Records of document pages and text
=== Begin Enclosure ===

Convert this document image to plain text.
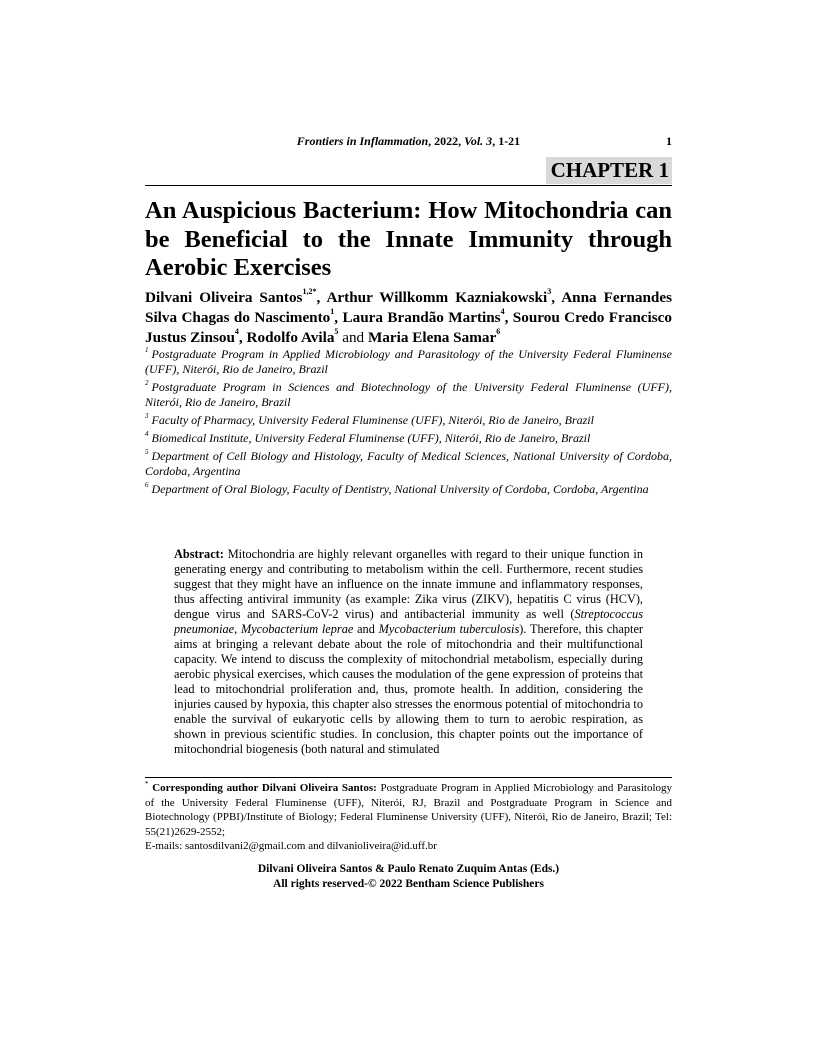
Frontiers in Inflammation, 2022, Vol. 3, 1-21	1
CHAPTER 1
An Auspicious Bacterium: How Mitochondria can be Beneficial to the Innate Immunity through Aerobic Exercises

Dilvani Oliveira Santos$^{1,2*}$, Arthur Willkomm Kazniakowski$^3$, Anna Fernandes Silva Chagas do Nascimento$^1$, Laura Brandão Martins$^4$, Sourou Credo Francisco Justus Zinsou$^4$, Rodolfo Avila$^5$ and Maria Elena Samar$^6$

$^1$ Postgraduate Program in Applied Microbiology and Parasitology of the University Federal Fluminense (UFF), Niterói, Rio de Janeiro, Brazil
$^2$ Postgraduate Program in Sciences and Biotechnology of the University Federal Fluminense (UFF), Niterói, Rio de Janeiro, Brazil
$^3$ Faculty of Pharmacy, University Federal Fluminense (UFF), Niterói, Rio de Janeiro, Brazil
$^4$ Biomedical Institute, University Federal Fluminense (UFF), Niterói, Rio de Janeiro, Brazil
$^5$ Department of Cell Biology and Histology, Faculty of Medical Sciences, National University of Cordoba, Cordoba, Argentina
$^6$ Department of Oral Biology, Faculty of Dentistry, National University of Cordoba, Cordoba, Argentina

Abstract: Mitochondria are highly relevant organelles with regard to their unique function in generating energy and contributing to metabolism within the cell. Furthermore, recent studies suggest that they might have an influence on the innate immune and inflammatory responses, thus affecting antiviral immunity (as example: Zika virus (ZIKV), hepatitis C virus (HCV), dengue virus and SARS-CoV-2 virus) and antibacterial immunity as well (Streptococcus pneumoniae, Mycobacterium leprae and Mycobacterium tuberculosis). Therefore, this chapter aims at bringing a relevant debate about the role of mitochondria and their multifunctional capacity. We intend to discuss the complexity of mitochondrial metabolism, especially during aerobic physical exercises, which causes the modulation of the gene expression of proteins that lead to mitochondrial proliferation and, thus, promote health. In addition, considering the injuries caused by hypoxia, this chapter also stresses the enormous potential of mitochondria to enable the survival of eukaryotic cells by allowing them to turn to aerobic respiration, as shown in previous scientific studies. In conclusion, this chapter points out the importance of mitochondrial biogenesis (both natural and stimulated

* Corresponding author Dilvani Oliveira Santos: Postgraduate Program in Applied Microbiology and Parasitology of the University Federal Fluminense (UFF), Niterói, RJ, Brazil and Postgraduate Program in Science and Biotechnology (PPBI)/Institute of Biology; Federal Fluminense University (UFF), Niterói, Rio de Janeiro, Brazil; Tel: 55(21)2629-2552;
E-mails: santosdilvani2@gmail.com and dilvanioliveira@id.uff.br

Dilvani Oliveira Santos & Paulo Renato Zuquim Antas (Eds.)
All rights reserved-© 2022 Bentham Science Publishers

=== End Enclosure ===

# TASK INSTRUCTIONS:
The records above should be returned exactly, with only their pictures held back.

# YOUR SOLUTION:
Convert this document image to plain text.
Frontiers in Inflammation, 2022, Vol. 3, 1-21	1
CHAPTER 1
An Auspicious Bacterium: How Mitochondria can be Beneficial to the Innate Immunity through Aerobic Exercises

Dilvani Oliveira Santos$^{1,2*}$, Arthur Willkomm Kazniakowski$^3$, Anna Fernandes Silva Chagas do Nascimento$^1$, Laura Brandão Martins$^4$, Sourou Credo Francisco Justus Zinsou$^4$, Rodolfo Avila$^5$ and Maria Elena Samar$^6$

$^1$ Postgraduate Program in Applied Microbiology and Parasitology of the University Federal Fluminense (UFF), Niterói, Rio de Janeiro, Brazil
$^2$ Postgraduate Program in Sciences and Biotechnology of the University Federal Fluminense (UFF), Niterói, Rio de Janeiro, Brazil
$^3$ Faculty of Pharmacy, University Federal Fluminense (UFF), Niterói, Rio de Janeiro, Brazil
$^4$ Biomedical Institute, University Federal Fluminense (UFF), Niterói, Rio de Janeiro, Brazil
$^5$ Department of Cell Biology and Histology, Faculty of Medical Sciences, National University of Cordoba, Cordoba, Argentina
$^6$ Department of Oral Biology, Faculty of Dentistry, National University of Cordoba, Cordoba, Argentina

Abstract: Mitochondria are highly relevant organelles with regard to their unique function in generating energy and contributing to metabolism within the cell. Furthermore, recent studies suggest that they might have an influence on the innate immune and inflammatory responses, thus affecting antiviral immunity (as example: Zika virus (ZIKV), hepatitis C virus (HCV), dengue virus and SARS-CoV-2 virus) and antibacterial immunity as well (Streptococcus pneumoniae, Mycobacterium leprae and Mycobacterium tuberculosis). Therefore, this chapter aims at bringing a relevant debate about the role of mitochondria and their multifunctional capacity. We intend to discuss the complexity of mitochondrial metabolism, especially during aerobic physical exercises, which causes the modulation of the gene expression of proteins that lead to mitochondrial proliferation and, thus, promote health. In addition, considering the injuries caused by hypoxia, this chapter also stresses the enormous potential of mitochondria to enable the survival of eukaryotic cells by allowing them to turn to aerobic respiration, as shown in previous scientific studies. In conclusion, this chapter points out the importance of mitochondrial biogenesis (both natural and stimulated

* Corresponding author Dilvani Oliveira Santos: Postgraduate Program in Applied Microbiology and Parasitology of the University Federal Fluminense (UFF), Niterói, RJ, Brazil and Postgraduate Program in Science and Biotechnology (PPBI)/Institute of Biology; Federal Fluminense University (UFF), Niterói, Rio de Janeiro, Brazil; Tel: 55(21)2629-2552;
E-mails: santosdilvani2@gmail.com and dilvanioliveira@id.uff.br

Dilvani Oliveira Santos & Paulo Renato Zuquim Antas (Eds.)
All rights reserved-© 2022 Bentham Science Publishers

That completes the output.